Exercise description: Each entry below is to be written out exactly, and the pictures are to be left out.

[Entries from a dataset]
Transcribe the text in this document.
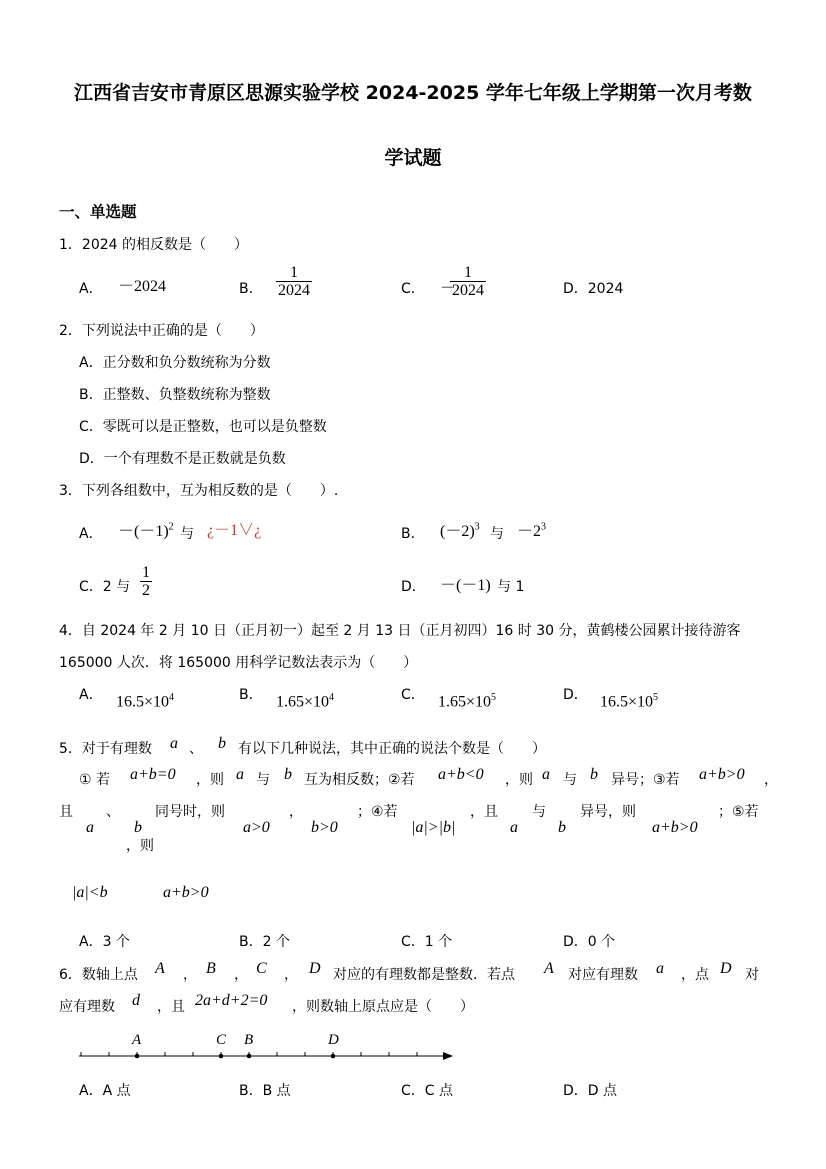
江西省吉安市青原区思源实验学校 2024-2025 学年七年级上学期第一次月考数
学试题
一、单选题
1．2024 的相反数是（　　）
A． －2024	B． $\frac{1}{2024}$	C． －
$\frac{1}{2024}$	D．2024
2．下列说法中正确的是（　　）
A．正分数和负分数统称为分数
B．正整数、负整数统称为整数
C．零既可以是正整数，也可以是负整数
D．一个有理数不是正数就是负数
3．下列各组数中，互为相反数的是（　　）.
A． $-(-1)^2$ 与 ¿－1∨¿	B． $(-2)^3$ 与 $-2^3$
C．2 与 $\frac{1}{2}$	D． －(－1) 与 1
4．自 2024 年 2 月 10 日（正月初一）起至 2 月 13 日（正月初四）16 时 30 分，黄鹤楼公园累计接待游客
165000 人次．将 165000 用科学记数法表示为（　　）
A． $16.5\times 10^4$	B． $1.65\times 10^4$	C． $1.65\times 10^5$	D． $16.5\times 10^5$
5．对于有理数 a 、 b 有以下几种说法，其中正确的说法个数是（　　）
① 若 a+b=0 ，则 a 与 b 互为相反数；②若 a+b<0 ，则 a 与 b 异号；③若 a+b>0 ，
且 、	同号时，则	，	；④若	，且 与 异号，则	；⑤若
a	b
，则
a>0	b>0	|a|>|b|	a	b	a+b>0
|a|<b	a+b>0
A．3 个	B．2 个	C．1 个	D．0 个
6．数轴上点 A ， B ， C ， D 对应的有理数都是整数．若点 A 对应有理数 a ，点 D 对
应有理数 d ，且 2a+d+2=0 ，则数轴上原点应是（　　）
A	C B	D
A．A 点	B．B 点	C．C 点	D．D 点
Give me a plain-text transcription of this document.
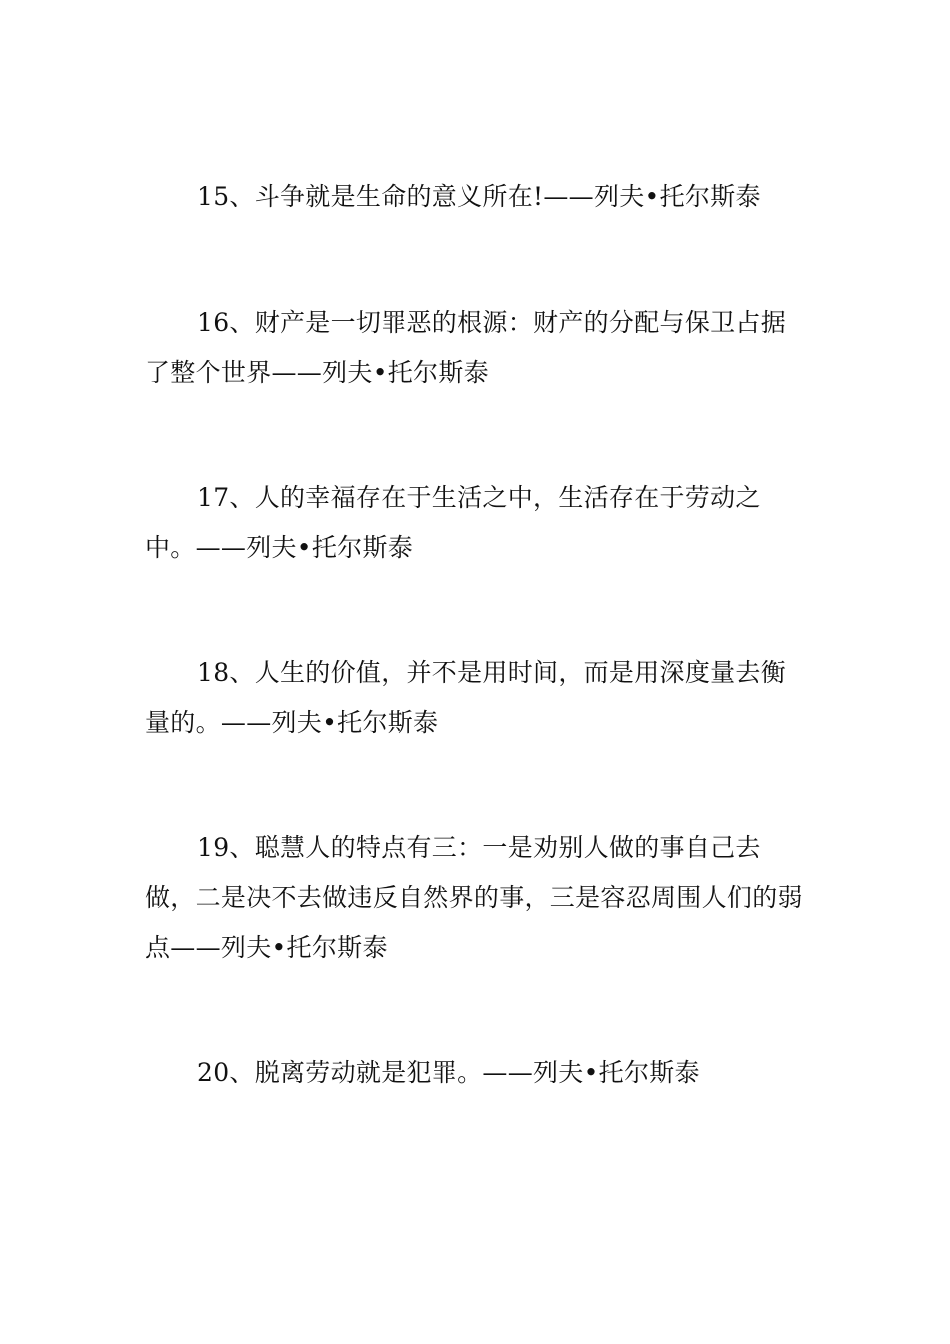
15、斗争就是生命的意义所在!——列夫•托尔斯泰

16、财产是一切罪恶的根源：财产的分配与保卫占据了整个世界——列夫•托尔斯泰

17、人的幸福存在于生活之中，生活存在于劳动之中。——列夫•托尔斯泰

18、人生的价值，并不是用时间，而是用深度量去衡量的。——列夫•托尔斯泰

19、聪慧人的特点有三：一是劝别人做的事自己去做，二是决不去做违反自然界的事，三是容忍周围人们的弱点——列夫•托尔斯泰

20、脱离劳动就是犯罪。——列夫•托尔斯泰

Solution for this exercise:
Transcribe the text in this document.
江西省吉安市青原区思源实验学校 2024-2025 学年七年级上学期第一次月考数
学试题
一、单选题
1．2024 的相反数是（　　）
A． －2024	B． $\frac{1}{2024}$	C． －
$\frac{1}{2024}$	D．2024
2．下列说法中正确的是（　　）
A．正分数和负分数统称为分数
B．正整数、负整数统称为整数
C．零既可以是正整数，也可以是负整数
D．一个有理数不是正数就是负数
3．下列各组数中，互为相反数的是（　　）.
A． $-(-1)^2$ 与 ¿－1∨¿	B． $(-2)^3$ 与 $-2^3$
C．2 与 $\frac{1}{2}$	D． －(－1) 与 1
4．自 2024 年 2 月 10 日（正月初一）起至 2 月 13 日（正月初四）16 时 30 分，黄鹤楼公园累计接待游客
165000 人次．将 165000 用科学记数法表示为（　　）
A． $16.5\times 10^4$	B． $1.65\times 10^4$	C． $1.65\times 10^5$	D． $16.5\times 10^5$
5．对于有理数 a 、 b 有以下几种说法，其中正确的说法个数是（　　）
① 若 a+b=0 ，则 a 与 b 互为相反数；②若 a+b<0 ，则 a 与 b 异号；③若 a+b>0 ，
且 、	同号时，则	，	；④若	，且 与 异号，则	；⑤若
a	b
，则
a>0	b>0	|a|>|b|	a	b	a+b>0
|a|<b	a+b>0
A．3 个	B．2 个	C．1 个	D．0 个
6．数轴上点 A ， B ， C ， D 对应的有理数都是整数．若点 A 对应有理数 a ，点 D 对
应有理数 d ，且 2a+d+2=0 ，则数轴上原点应是（　　）
A	C B	D
A．A 点	B．B 点	C．C 点	D．D 点
Give me a plain-text transcription of this document.
15、斗争就是生命的意义所在!——列夫•托尔斯泰

16、财产是一切罪恶的根源：财产的分配与保卫占据了整个世界——列夫•托尔斯泰

17、人的幸福存在于生活之中，生活存在于劳动之中。——列夫•托尔斯泰

18、人生的价值，并不是用时间，而是用深度量去衡量的。——列夫•托尔斯泰

19、聪慧人的特点有三：一是劝别人做的事自己去做，二是决不去做违反自然界的事，三是容忍周围人们的弱点——列夫•托尔斯泰

20、脱离劳动就是犯罪。——列夫•托尔斯泰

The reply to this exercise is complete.